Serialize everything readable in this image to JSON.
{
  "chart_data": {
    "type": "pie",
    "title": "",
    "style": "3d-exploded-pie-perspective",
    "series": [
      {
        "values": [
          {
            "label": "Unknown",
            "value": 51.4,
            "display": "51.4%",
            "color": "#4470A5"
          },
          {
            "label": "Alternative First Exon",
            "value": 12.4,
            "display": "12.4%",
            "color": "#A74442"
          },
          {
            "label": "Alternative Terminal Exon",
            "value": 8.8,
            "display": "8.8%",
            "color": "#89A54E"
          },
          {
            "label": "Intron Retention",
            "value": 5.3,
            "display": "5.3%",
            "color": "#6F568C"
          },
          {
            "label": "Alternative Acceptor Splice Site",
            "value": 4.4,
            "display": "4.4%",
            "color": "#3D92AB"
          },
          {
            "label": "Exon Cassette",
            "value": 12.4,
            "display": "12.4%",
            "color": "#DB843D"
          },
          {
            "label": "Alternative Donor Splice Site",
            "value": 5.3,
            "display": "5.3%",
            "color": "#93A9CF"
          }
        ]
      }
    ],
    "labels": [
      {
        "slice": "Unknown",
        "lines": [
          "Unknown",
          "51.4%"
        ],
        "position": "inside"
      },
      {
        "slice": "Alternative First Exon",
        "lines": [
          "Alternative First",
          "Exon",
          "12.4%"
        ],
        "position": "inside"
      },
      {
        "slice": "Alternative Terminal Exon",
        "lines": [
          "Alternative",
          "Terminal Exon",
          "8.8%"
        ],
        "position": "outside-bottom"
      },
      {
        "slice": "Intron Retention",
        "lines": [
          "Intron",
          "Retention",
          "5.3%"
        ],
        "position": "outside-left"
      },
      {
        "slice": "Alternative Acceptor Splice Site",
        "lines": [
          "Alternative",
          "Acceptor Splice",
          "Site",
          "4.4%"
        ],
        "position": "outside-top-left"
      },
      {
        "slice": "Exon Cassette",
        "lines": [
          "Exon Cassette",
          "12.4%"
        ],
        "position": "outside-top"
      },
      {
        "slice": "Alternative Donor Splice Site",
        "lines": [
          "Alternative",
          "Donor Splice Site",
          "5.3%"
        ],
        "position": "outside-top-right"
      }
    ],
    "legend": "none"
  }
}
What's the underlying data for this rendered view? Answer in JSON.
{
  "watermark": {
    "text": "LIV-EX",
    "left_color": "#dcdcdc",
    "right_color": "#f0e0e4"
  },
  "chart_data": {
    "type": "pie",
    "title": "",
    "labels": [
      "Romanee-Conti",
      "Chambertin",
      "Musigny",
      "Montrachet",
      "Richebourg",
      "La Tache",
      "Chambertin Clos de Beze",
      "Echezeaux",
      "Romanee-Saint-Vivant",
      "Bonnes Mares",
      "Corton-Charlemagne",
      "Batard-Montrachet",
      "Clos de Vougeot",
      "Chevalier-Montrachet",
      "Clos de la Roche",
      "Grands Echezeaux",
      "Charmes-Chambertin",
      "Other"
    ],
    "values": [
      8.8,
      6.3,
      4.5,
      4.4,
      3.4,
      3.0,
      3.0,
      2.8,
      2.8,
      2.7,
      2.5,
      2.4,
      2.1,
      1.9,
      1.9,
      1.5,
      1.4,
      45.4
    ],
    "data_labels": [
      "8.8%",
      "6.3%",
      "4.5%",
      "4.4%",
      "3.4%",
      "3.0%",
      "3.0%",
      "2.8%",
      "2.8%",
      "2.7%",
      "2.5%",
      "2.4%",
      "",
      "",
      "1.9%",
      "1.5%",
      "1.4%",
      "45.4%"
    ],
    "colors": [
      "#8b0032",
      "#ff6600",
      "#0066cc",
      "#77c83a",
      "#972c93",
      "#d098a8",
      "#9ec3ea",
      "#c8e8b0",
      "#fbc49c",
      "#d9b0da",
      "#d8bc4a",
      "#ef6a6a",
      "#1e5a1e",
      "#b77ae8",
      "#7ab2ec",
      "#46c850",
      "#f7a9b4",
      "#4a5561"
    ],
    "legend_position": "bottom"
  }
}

▸ **SET TASK**: Select and copy every line from the records that includes the word "Cassette".

▸ **RESULT OF THIS TASK**:
            "label": "Exon Cassette",
        "slice": "Exon Cassette",
          "Exon Cassette",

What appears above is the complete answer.